### Supplied records
------------------------
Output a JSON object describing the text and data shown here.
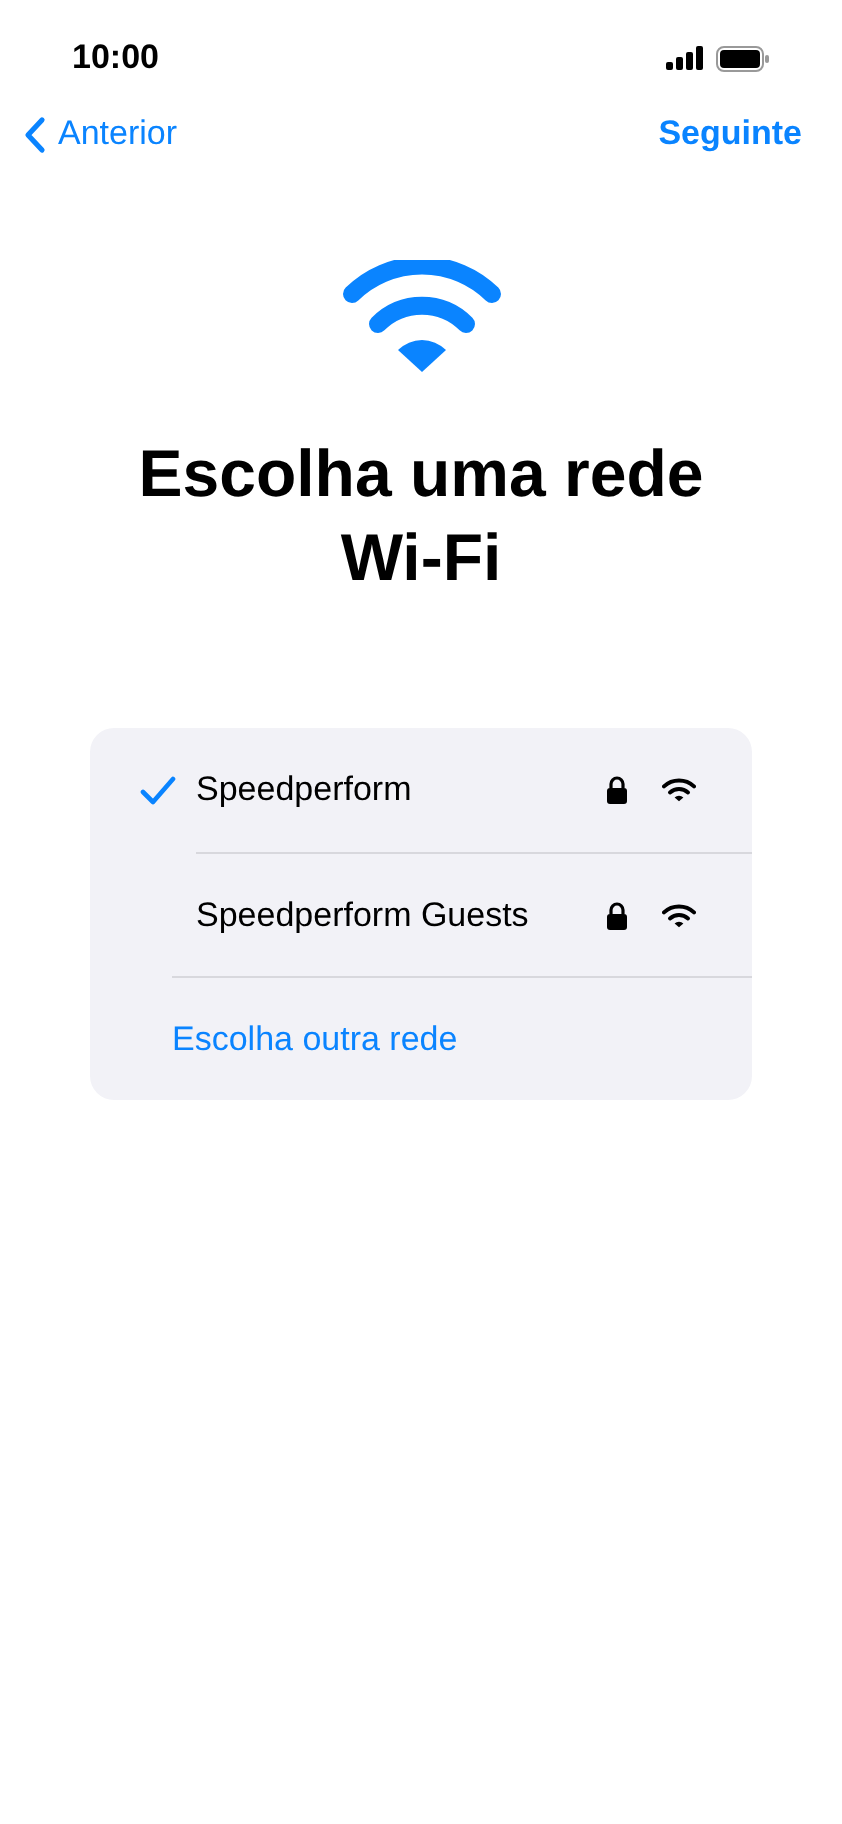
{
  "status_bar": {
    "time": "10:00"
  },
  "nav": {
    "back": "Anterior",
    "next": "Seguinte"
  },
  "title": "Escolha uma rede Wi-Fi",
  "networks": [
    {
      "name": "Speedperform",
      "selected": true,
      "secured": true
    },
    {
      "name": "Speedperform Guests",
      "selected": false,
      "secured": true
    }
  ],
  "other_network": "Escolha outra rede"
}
------------------------
### Brief
Reproduce the whole listing word for word, setting aside any pictures.

### Output for this task
Output a JSON object describing the text and data shown here.
{
  "status_bar": {
    "time": "10:00"
  },
  "nav": {
    "back": "Anterior",
    "next": "Seguinte"
  },
  "title": "Escolha uma rede Wi-Fi",
  "networks": [
    {
      "name": "Speedperform",
      "selected": true,
      "secured": true
    },
    {
      "name": "Speedperform Guests",
      "selected": false,
      "secured": true
    }
  ],
  "other_network": "Escolha outra rede"
}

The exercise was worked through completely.